## [STORED RECORDS]
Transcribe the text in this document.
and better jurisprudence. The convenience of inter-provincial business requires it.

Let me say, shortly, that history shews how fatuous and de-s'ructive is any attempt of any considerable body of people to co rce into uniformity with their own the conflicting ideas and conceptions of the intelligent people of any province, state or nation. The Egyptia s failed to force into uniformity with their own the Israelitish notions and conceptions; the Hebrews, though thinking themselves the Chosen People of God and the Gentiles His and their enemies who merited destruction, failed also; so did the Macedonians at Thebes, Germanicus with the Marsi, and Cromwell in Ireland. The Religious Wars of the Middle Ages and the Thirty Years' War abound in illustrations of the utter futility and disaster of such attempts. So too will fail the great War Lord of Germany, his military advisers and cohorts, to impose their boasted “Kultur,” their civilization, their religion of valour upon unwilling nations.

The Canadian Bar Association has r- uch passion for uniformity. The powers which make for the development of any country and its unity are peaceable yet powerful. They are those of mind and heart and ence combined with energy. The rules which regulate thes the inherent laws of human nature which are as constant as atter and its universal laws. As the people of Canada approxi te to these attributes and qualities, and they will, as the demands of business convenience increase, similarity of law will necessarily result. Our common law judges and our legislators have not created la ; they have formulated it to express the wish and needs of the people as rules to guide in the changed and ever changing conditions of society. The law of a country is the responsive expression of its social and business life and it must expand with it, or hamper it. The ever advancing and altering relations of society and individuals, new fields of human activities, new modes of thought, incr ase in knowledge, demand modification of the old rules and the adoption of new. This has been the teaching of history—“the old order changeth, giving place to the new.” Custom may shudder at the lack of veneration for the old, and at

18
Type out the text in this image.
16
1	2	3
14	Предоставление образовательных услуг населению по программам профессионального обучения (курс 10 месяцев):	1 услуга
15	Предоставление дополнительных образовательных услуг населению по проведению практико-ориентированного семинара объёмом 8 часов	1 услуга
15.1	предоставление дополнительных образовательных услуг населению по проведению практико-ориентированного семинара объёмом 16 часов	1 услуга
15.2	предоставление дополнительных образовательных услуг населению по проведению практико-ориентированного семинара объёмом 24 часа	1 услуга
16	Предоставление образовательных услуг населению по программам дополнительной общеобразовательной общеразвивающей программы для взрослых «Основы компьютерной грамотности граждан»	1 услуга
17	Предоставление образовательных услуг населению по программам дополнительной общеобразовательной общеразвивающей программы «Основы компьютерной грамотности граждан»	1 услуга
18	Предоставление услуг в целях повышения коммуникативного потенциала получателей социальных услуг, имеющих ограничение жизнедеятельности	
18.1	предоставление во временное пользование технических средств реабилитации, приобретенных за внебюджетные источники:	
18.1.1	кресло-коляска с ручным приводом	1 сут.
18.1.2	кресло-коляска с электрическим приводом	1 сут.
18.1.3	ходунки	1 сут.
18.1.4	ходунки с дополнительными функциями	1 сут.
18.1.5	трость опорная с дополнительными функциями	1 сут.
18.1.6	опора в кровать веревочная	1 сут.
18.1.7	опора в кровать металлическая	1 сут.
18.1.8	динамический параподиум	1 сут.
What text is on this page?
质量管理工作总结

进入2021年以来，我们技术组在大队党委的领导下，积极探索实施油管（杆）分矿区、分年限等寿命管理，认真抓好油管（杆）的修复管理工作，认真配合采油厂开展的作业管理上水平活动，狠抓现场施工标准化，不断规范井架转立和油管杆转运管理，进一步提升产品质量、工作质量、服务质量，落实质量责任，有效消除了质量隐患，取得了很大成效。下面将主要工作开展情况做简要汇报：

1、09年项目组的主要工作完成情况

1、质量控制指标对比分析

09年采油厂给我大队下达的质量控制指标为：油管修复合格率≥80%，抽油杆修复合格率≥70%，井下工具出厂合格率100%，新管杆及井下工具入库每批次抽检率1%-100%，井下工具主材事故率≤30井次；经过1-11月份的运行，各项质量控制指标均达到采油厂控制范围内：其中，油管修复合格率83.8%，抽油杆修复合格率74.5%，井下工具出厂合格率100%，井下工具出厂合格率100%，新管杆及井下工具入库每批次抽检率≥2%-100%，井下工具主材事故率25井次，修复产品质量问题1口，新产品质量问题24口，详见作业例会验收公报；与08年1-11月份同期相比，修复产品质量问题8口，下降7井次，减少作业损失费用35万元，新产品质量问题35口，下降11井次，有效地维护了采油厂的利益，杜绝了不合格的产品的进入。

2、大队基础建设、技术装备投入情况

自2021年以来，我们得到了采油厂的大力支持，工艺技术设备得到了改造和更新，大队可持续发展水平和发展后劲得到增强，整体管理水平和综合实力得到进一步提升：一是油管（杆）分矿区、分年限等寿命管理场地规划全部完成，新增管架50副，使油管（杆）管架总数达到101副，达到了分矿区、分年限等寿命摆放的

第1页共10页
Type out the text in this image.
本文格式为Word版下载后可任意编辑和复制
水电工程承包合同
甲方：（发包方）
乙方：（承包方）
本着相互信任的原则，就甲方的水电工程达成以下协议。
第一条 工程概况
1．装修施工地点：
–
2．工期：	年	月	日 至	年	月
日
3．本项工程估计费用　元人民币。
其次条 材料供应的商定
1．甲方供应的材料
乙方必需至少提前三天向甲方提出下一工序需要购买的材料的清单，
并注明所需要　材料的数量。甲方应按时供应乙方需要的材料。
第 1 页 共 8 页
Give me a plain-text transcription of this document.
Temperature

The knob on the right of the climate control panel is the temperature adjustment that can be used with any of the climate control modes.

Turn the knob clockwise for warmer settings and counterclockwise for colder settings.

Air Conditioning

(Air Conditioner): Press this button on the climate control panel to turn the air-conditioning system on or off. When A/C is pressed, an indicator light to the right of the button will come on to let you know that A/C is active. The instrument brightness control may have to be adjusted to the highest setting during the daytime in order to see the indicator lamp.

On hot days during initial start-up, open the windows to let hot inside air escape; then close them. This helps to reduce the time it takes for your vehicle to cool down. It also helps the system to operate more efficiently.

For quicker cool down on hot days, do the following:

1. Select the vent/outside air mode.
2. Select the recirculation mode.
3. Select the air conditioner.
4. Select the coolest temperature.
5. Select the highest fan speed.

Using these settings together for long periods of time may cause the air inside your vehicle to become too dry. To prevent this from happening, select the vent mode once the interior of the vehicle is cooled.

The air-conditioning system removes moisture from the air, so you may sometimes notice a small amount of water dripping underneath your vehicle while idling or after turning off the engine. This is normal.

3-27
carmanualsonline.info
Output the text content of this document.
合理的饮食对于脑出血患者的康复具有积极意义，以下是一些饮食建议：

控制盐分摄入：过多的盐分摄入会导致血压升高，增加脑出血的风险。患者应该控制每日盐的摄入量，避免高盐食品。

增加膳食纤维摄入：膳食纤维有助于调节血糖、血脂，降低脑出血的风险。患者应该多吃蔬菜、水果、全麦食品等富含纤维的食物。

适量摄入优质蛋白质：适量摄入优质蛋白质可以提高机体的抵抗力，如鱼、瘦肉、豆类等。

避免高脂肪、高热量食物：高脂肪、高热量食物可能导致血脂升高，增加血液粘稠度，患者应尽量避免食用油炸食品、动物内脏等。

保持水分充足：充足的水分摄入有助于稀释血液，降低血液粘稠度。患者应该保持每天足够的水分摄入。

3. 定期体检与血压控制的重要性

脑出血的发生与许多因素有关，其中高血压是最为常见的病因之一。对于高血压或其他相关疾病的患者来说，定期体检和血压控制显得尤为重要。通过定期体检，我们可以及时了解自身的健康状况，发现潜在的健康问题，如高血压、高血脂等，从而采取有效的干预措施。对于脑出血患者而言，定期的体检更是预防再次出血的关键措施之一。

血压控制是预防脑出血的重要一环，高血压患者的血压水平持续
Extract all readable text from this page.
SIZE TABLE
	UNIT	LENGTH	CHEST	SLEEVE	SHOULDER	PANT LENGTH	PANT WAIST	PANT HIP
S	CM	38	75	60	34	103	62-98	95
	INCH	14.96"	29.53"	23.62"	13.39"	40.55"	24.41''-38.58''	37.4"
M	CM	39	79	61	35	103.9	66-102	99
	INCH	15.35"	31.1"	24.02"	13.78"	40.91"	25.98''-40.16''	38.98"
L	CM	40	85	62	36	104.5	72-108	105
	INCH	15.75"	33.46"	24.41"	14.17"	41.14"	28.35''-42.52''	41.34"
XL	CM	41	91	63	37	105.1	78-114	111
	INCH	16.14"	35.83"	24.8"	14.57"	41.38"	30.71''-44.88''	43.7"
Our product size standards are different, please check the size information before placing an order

## [SET TASK]
Where a line of the records above holds the word "общеобразовательной", copy that line.

## [REPLY TO THE EXERCISE]
16	Предоставление образовательных услуг населению по программам дополнительной общеобразовательной общеразвивающей программы для взрослых «Основы компьютерной грамотности граждан»	1 услуга
17	Предоставление образовательных услуг населению по программам дополнительной общеобразовательной общеразвивающей программы «Основы компьютерной грамотности граждан»	1 услуга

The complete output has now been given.